DIRECTION> Transcribe the full listing exactly, and drop every picture.

═══ ITEMS ═══

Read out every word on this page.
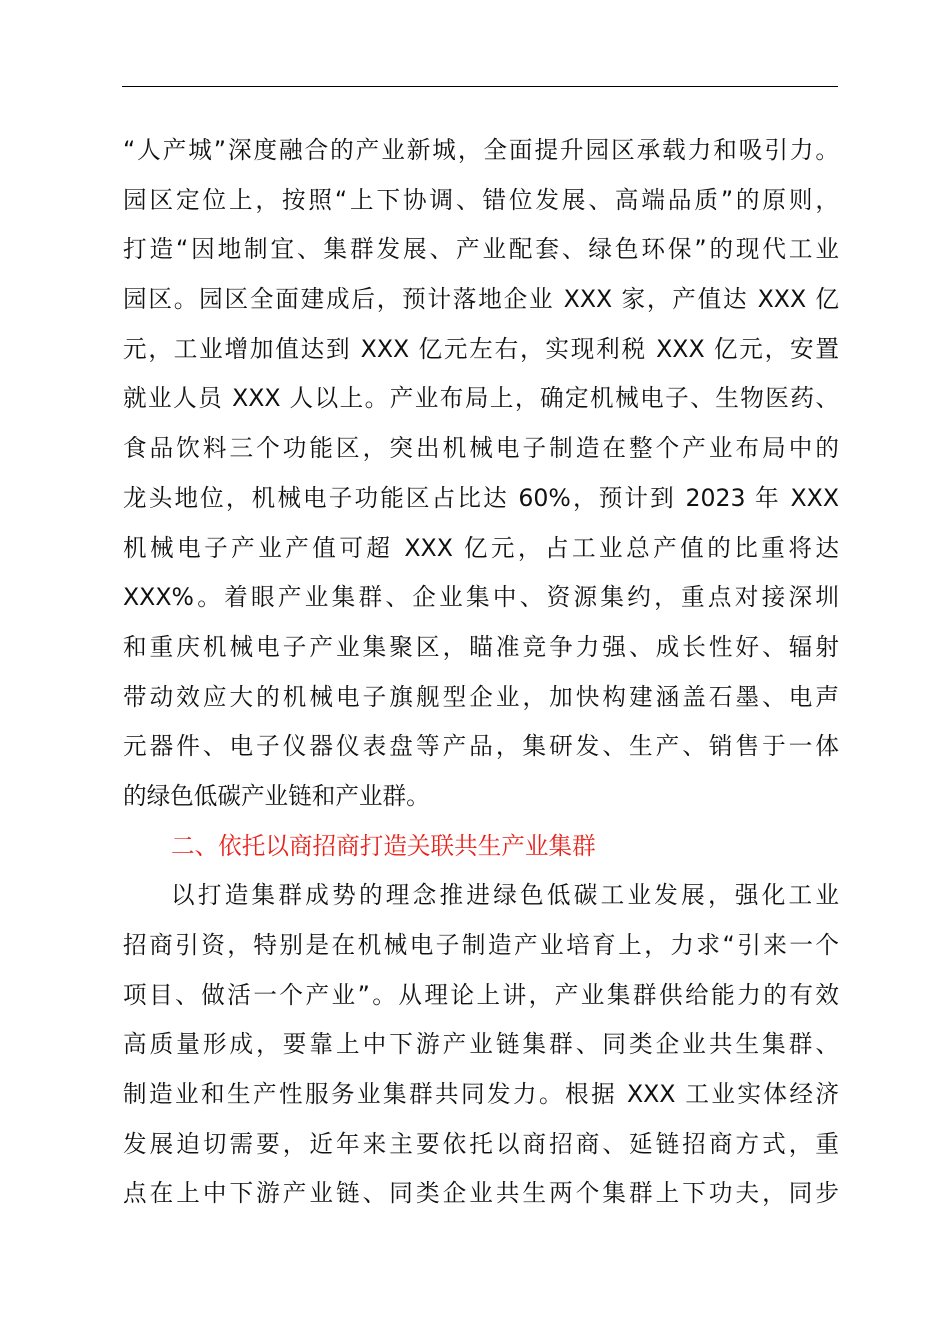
“人产城”深度融合的产业新城，全面提升园区承载力和吸引力。
园区定位上，按照“上下协调、错位发展、高端品质”的原则，
打造“因地制宜、集群发展、产业配套、绿色环保”的现代工业
园区。园区全面建成后，预计落地企业 XXX 家，产值达 XXX 亿
元，工业增加值达到 XXX 亿元左右，实现利税 XXX 亿元，安置
就业人员 XXX 人以上。产业布局上，确定机械电子、生物医药、
食品饮料三个功能区，突出机械电子制造在整个产业布局中的
龙头地位，机械电子功能区占比达 60%，预计到 2023 年 XXX
机械电子产业产值可超 XXX 亿元，占工业总产值的比重将达
XXX%。着眼产业集群、企业集中、资源集约，重点对接深圳
和重庆机械电子产业集聚区，瞄准竞争力强、成长性好、辐射
带动效应大的机械电子旗舰型企业，加快构建涵盖石墨、电声
元器件、电子仪器仪表盘等产品，集研发、生产、销售于一体
的绿色低碳产业链和产业群。
二、依托以商招商打造关联共生产业集群
以打造集群成势的理念推进绿色低碳工业发展，强化工业
招商引资，特别是在机械电子制造产业培育上，力求“引来一个
项目、做活一个产业”。从理论上讲，产业集群供给能力的有效
高质量形成，要靠上中下游产业链集群、同类企业共生集群、
制造业和生产性服务业集群共同发力。根据 XXX 工业实体经济
发展迫切需要，近年来主要依托以商招商、延链招商方式，重
点在上中下游产业链、同类企业共生两个集群上下功夫，同步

═══

OUTPUT FOR THIS EXERCISE>
Read out every word on this page.
“人产城”深度融合的产业新城，全面提升园区承载力和吸引力。
园区定位上，按照“上下协调、错位发展、高端品质”的原则，
打造“因地制宜、集群发展、产业配套、绿色环保”的现代工业
园区。园区全面建成后，预计落地企业 XXX 家，产值达 XXX 亿
元，工业增加值达到 XXX 亿元左右，实现利税 XXX 亿元，安置
就业人员 XXX 人以上。产业布局上，确定机械电子、生物医药、
食品饮料三个功能区，突出机械电子制造在整个产业布局中的
龙头地位，机械电子功能区占比达 60%，预计到 2023 年 XXX
机械电子产业产值可超 XXX 亿元，占工业总产值的比重将达
XXX%。着眼产业集群、企业集中、资源集约，重点对接深圳
和重庆机械电子产业集聚区，瞄准竞争力强、成长性好、辐射
带动效应大的机械电子旗舰型企业，加快构建涵盖石墨、电声
元器件、电子仪器仪表盘等产品，集研发、生产、销售于一体
的绿色低碳产业链和产业群。
二、依托以商招商打造关联共生产业集群
以打造集群成势的理念推进绿色低碳工业发展，强化工业
招商引资，特别是在机械电子制造产业培育上，力求“引来一个
项目、做活一个产业”。从理论上讲，产业集群供给能力的有效
高质量形成，要靠上中下游产业链集群、同类企业共生集群、
制造业和生产性服务业集群共同发力。根据 XXX 工业实体经济
发展迫切需要，近年来主要依托以商招商、延链招商方式，重
点在上中下游产业链、同类企业共生两个集群上下功夫，同步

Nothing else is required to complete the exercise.